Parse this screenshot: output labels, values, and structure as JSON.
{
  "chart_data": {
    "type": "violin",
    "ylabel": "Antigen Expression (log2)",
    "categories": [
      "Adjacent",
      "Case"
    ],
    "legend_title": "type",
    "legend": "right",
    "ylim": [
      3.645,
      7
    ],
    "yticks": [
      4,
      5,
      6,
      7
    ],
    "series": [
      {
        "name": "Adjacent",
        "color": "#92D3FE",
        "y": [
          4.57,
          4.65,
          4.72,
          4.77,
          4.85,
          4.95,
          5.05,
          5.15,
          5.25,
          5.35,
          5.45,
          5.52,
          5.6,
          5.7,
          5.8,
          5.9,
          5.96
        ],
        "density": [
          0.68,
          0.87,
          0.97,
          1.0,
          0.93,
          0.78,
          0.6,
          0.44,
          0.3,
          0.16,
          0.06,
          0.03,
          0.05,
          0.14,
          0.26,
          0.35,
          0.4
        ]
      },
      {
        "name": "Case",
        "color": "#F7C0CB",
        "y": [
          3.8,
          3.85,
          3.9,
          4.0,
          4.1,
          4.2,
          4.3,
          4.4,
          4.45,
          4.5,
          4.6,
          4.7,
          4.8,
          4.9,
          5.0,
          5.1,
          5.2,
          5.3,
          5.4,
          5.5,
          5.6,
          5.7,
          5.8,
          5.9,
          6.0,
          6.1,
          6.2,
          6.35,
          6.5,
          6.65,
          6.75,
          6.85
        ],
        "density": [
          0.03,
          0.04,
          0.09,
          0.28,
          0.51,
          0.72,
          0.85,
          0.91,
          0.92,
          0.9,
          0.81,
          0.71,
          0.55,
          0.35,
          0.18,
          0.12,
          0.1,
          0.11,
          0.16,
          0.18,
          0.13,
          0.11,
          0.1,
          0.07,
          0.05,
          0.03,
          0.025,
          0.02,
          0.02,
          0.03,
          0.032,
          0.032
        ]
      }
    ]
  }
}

**Written request:** Give the entries again in full, exactly as they are written.

**Solved exercise:**
Parse this screenshot: output labels, values, and structure as JSON.
{
  "chart_data": {
    "type": "violin",
    "ylabel": "Antigen Expression (log2)",
    "categories": [
      "Adjacent",
      "Case"
    ],
    "legend_title": "type",
    "legend": "right",
    "ylim": [
      3.645,
      7
    ],
    "yticks": [
      4,
      5,
      6,
      7
    ],
    "series": [
      {
        "name": "Adjacent",
        "color": "#92D3FE",
        "y": [
          4.57,
          4.65,
          4.72,
          4.77,
          4.85,
          4.95,
          5.05,
          5.15,
          5.25,
          5.35,
          5.45,
          5.52,
          5.6,
          5.7,
          5.8,
          5.9,
          5.96
        ],
        "density": [
          0.68,
          0.87,
          0.97,
          1.0,
          0.93,
          0.78,
          0.6,
          0.44,
          0.3,
          0.16,
          0.06,
          0.03,
          0.05,
          0.14,
          0.26,
          0.35,
          0.4
        ]
      },
      {
        "name": "Case",
        "color": "#F7C0CB",
        "y": [
          3.8,
          3.85,
          3.9,
          4.0,
          4.1,
          4.2,
          4.3,
          4.4,
          4.45,
          4.5,
          4.6,
          4.7,
          4.8,
          4.9,
          5.0,
          5.1,
          5.2,
          5.3,
          5.4,
          5.5,
          5.6,
          5.7,
          5.8,
          5.9,
          6.0,
          6.1,
          6.2,
          6.35,
          6.5,
          6.65,
          6.75,
          6.85
        ],
        "density": [
          0.03,
          0.04,
          0.09,
          0.28,
          0.51,
          0.72,
          0.85,
          0.91,
          0.92,
          0.9,
          0.81,
          0.71,
          0.55,
          0.35,
          0.18,
          0.12,
          0.1,
          0.11,
          0.16,
          0.18,
          0.13,
          0.11,
          0.1,
          0.07,
          0.05,
          0.03,
          0.025,
          0.02,
          0.02,
          0.03,
          0.032,
          0.032
        ]
      }
    ]
  }
}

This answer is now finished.